The exercise. Every line below that holds the string "title" should be copied out.

-------- Supplied information

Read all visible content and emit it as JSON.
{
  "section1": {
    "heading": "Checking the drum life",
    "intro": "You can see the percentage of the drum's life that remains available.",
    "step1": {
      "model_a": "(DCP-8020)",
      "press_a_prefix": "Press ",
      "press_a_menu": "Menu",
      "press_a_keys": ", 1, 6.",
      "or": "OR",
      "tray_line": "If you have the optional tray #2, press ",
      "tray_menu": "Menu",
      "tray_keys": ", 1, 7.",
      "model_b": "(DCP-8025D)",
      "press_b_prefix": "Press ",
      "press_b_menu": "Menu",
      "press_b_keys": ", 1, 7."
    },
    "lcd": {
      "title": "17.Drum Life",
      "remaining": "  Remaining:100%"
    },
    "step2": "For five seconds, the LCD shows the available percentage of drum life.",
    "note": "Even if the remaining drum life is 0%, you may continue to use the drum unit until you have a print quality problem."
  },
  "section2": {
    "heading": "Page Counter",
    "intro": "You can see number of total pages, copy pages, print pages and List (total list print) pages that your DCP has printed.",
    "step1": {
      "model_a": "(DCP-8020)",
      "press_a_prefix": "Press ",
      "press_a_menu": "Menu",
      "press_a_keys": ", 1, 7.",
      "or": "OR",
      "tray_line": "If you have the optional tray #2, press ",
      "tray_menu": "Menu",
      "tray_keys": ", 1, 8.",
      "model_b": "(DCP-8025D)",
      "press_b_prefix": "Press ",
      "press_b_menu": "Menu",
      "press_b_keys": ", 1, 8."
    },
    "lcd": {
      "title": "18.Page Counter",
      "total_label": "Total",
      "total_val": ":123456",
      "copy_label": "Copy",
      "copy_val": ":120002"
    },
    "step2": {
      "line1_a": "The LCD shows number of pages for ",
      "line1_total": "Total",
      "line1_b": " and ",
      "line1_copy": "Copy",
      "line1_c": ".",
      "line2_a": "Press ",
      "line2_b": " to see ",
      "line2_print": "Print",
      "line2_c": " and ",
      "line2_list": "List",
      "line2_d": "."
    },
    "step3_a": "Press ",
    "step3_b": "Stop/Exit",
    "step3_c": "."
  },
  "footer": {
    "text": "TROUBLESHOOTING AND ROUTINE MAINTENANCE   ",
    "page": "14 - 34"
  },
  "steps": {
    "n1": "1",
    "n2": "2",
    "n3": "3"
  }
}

----------------

Correct result.
      "title": "17.Drum Life",
      "title": "18.Page Counter",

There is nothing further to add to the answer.